Stated task. The entire listing is to be repeated verbatim.
##########
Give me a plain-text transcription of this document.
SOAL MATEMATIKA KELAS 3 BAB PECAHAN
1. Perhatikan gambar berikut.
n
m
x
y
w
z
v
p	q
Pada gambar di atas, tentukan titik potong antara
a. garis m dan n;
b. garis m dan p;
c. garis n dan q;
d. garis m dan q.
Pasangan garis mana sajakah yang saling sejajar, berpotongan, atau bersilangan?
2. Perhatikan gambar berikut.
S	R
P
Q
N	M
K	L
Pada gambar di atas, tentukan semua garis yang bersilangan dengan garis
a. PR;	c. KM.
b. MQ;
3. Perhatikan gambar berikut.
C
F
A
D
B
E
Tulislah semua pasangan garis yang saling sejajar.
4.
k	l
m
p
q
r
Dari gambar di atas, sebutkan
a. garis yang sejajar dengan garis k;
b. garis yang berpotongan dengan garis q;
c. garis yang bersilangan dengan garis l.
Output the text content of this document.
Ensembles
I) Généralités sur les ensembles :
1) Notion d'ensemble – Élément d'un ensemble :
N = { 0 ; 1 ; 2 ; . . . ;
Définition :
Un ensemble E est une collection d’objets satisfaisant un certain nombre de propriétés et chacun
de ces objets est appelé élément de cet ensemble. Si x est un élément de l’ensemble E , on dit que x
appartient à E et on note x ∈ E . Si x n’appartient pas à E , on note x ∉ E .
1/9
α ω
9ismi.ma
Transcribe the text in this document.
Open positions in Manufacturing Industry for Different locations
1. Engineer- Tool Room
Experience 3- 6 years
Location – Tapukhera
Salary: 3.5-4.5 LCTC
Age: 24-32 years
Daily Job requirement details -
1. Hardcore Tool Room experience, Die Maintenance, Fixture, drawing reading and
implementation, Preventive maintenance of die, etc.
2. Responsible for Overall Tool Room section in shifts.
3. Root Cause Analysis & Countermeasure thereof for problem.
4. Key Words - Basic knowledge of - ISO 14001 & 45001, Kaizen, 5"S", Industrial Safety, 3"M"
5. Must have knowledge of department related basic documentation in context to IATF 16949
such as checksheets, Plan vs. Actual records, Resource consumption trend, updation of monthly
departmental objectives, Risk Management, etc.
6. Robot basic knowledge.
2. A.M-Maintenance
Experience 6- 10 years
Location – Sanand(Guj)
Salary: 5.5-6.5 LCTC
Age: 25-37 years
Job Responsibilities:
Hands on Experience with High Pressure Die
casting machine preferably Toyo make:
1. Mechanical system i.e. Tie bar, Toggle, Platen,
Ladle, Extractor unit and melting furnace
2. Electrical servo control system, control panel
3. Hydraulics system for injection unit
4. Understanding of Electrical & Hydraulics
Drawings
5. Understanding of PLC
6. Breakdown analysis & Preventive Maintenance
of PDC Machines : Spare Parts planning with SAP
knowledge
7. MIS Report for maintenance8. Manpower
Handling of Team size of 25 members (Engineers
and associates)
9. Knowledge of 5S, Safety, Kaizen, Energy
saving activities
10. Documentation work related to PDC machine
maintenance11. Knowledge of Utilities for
##########
Answer to this task.
Give me a plain-text transcription of this document.
SOAL MATEMATIKA KELAS 3 BAB PECAHAN
1. Perhatikan gambar berikut.
n
m
x
y
w
z
v
p	q
Pada gambar di atas, tentukan titik potong antara
a. garis m dan n;
b. garis m dan p;
c. garis n dan q;
d. garis m dan q.
Pasangan garis mana sajakah yang saling sejajar, berpotongan, atau bersilangan?
2. Perhatikan gambar berikut.
S	R
P
Q
N	M
K	L
Pada gambar di atas, tentukan semua garis yang bersilangan dengan garis
a. PR;	c. KM.
b. MQ;
3. Perhatikan gambar berikut.
C
F
A
D
B
E
Tulislah semua pasangan garis yang saling sejajar.
4.
k	l
m
p
q
r
Dari gambar di atas, sebutkan
a. garis yang sejajar dengan garis k;
b. garis yang berpotongan dengan garis q;
c. garis yang bersilangan dengan garis l.
Output the text content of this document.
Ensembles
I) Généralités sur les ensembles :
1) Notion d'ensemble – Élément d'un ensemble :
N = { 0 ; 1 ; 2 ; . . . ;
Définition :
Un ensemble E est une collection d’objets satisfaisant un certain nombre de propriétés et chacun
de ces objets est appelé élément de cet ensemble. Si x est un élément de l’ensemble E , on dit que x
appartient à E et on note x ∈ E . Si x n’appartient pas à E , on note x ∉ E .
1/9
α ω
9ismi.ma
Transcribe the text in this document.
Open positions in Manufacturing Industry for Different locations
1. Engineer- Tool Room
Experience 3- 6 years
Location – Tapukhera
Salary: 3.5-4.5 LCTC
Age: 24-32 years
Daily Job requirement details -
1. Hardcore Tool Room experience, Die Maintenance, Fixture, drawing reading and
implementation, Preventive maintenance of die, etc.
2. Responsible for Overall Tool Room section in shifts.
3. Root Cause Analysis & Countermeasure thereof for problem.
4. Key Words - Basic knowledge of - ISO 14001 & 45001, Kaizen, 5"S", Industrial Safety, 3"M"
5. Must have knowledge of department related basic documentation in context to IATF 16949
such as checksheets, Plan vs. Actual records, Resource consumption trend, updation of monthly
departmental objectives, Risk Management, etc.
6. Robot basic knowledge.
2. A.M-Maintenance
Experience 6- 10 years
Location – Sanand(Guj)
Salary: 5.5-6.5 LCTC
Age: 25-37 years
Job Responsibilities:
Hands on Experience with High Pressure Die
casting machine preferably Toyo make:
1. Mechanical system i.e. Tie bar, Toggle, Platen,
Ladle, Extractor unit and melting furnace
2. Electrical servo control system, control panel
3. Hydraulics system for injection unit
4. Understanding of Electrical & Hydraulics
Drawings
5. Understanding of PLC
6. Breakdown analysis & Preventive Maintenance
of PDC Machines : Spare Parts planning with SAP
knowledge
7. MIS Report for maintenance8. Manpower
Handling of Team size of 25 members (Engineers
and associates)
9. Knowledge of 5S, Safety, Kaizen, Energy
saving activities
10. Documentation work related to PDC machine
maintenance11. Knowledge of Utilities for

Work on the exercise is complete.